(Data entries)
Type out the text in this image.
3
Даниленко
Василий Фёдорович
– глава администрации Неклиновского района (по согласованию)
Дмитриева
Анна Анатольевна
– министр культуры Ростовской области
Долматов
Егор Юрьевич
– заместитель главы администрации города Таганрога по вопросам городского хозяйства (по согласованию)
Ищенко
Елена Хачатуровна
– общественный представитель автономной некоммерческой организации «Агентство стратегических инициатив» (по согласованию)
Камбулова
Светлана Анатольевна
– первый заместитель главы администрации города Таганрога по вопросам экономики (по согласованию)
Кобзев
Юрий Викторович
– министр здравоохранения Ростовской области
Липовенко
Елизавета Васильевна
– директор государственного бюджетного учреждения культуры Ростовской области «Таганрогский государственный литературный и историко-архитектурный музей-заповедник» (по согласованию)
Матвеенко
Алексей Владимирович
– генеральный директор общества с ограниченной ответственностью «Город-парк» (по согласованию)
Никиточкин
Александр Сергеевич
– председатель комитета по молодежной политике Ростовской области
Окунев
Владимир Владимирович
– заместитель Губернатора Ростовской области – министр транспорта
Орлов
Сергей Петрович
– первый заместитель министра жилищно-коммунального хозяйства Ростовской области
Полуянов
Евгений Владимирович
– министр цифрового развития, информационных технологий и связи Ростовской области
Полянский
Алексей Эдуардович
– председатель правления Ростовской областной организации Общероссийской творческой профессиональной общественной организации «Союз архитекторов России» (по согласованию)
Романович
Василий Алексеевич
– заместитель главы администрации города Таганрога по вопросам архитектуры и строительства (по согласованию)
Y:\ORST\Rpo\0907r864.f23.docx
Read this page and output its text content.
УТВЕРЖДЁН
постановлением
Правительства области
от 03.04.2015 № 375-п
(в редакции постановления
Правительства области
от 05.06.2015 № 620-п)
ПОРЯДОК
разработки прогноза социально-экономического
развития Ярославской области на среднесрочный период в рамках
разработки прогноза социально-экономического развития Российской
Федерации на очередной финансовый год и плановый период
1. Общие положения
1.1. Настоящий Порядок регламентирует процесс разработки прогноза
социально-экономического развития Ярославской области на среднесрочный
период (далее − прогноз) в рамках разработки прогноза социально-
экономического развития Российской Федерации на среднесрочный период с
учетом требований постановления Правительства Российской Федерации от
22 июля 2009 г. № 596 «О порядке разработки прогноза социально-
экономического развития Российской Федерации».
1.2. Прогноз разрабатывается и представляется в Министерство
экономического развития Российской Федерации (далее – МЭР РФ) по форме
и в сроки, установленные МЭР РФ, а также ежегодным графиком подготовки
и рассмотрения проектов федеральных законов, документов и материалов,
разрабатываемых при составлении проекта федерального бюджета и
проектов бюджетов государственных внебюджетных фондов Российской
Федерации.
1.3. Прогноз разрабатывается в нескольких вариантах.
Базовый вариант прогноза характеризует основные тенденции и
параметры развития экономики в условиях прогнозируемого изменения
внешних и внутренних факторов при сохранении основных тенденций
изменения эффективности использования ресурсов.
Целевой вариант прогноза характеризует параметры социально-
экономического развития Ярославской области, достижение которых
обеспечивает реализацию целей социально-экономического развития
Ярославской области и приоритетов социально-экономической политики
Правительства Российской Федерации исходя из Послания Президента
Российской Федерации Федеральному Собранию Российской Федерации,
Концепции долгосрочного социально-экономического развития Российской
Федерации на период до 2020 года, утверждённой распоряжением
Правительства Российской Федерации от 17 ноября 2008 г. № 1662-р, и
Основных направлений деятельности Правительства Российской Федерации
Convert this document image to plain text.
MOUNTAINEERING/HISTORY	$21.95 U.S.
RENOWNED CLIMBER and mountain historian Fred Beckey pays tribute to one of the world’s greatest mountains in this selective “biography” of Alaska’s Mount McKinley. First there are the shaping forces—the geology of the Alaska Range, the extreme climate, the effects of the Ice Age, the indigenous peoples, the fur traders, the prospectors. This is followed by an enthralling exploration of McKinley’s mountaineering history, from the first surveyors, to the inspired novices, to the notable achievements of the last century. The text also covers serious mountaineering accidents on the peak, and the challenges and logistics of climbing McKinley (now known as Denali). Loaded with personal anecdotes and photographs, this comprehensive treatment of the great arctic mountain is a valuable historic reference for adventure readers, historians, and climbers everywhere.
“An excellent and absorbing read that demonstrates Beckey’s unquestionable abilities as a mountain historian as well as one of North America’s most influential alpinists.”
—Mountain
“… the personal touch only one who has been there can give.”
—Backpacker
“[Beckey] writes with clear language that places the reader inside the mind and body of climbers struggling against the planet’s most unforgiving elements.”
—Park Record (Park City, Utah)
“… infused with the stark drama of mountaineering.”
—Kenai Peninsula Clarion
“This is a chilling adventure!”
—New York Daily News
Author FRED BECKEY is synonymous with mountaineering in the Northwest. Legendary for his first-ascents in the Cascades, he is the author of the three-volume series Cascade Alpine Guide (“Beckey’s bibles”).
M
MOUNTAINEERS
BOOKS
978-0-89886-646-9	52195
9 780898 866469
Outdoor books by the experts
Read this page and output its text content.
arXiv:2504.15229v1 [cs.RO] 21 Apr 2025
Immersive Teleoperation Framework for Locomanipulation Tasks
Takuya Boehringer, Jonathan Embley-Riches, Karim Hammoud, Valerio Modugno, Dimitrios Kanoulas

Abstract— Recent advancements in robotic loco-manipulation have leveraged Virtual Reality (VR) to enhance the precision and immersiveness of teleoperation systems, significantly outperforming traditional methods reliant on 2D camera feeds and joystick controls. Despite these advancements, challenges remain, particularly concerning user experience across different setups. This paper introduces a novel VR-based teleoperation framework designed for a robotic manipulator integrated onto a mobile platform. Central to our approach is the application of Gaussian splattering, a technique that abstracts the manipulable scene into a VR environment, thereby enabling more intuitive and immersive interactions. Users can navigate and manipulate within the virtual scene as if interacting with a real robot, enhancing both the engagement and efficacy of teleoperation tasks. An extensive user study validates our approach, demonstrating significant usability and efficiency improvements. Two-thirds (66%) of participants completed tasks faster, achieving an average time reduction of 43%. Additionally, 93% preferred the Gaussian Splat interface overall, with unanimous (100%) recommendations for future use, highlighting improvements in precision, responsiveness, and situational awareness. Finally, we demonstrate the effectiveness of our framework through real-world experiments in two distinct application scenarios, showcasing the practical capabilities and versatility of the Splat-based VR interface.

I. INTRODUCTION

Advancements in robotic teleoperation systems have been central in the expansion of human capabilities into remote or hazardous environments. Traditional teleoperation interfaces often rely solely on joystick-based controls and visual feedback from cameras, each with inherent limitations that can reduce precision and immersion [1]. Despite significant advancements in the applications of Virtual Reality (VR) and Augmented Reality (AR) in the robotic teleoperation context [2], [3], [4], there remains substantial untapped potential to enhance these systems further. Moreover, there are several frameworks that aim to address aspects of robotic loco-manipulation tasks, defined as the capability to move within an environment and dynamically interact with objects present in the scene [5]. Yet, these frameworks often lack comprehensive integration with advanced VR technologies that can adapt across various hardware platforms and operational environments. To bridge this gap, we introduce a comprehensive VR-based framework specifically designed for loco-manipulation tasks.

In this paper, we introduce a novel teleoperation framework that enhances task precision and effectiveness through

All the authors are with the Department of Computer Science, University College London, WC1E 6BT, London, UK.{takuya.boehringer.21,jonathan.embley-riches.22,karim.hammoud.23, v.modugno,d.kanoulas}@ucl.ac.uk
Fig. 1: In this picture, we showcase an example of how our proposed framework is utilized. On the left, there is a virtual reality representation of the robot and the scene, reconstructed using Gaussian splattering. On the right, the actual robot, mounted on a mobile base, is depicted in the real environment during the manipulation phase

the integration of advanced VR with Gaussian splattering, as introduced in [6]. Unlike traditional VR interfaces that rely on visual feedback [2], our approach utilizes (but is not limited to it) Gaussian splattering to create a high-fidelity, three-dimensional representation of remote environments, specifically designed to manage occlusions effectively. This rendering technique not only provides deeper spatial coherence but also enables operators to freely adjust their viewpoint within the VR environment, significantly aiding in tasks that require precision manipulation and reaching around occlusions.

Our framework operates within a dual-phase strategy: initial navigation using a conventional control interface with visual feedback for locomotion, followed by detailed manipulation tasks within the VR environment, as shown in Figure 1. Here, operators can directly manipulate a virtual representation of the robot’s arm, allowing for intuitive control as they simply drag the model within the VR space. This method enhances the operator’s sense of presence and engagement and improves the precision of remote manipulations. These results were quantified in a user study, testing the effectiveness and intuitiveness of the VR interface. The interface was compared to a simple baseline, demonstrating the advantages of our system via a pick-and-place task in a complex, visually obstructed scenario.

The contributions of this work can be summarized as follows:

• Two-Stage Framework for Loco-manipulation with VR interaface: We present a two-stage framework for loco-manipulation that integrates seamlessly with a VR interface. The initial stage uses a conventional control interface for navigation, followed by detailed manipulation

### Exercise description
In the records shown above, how many lines include the word "первый"? Answer with the number only.

### Answer below
2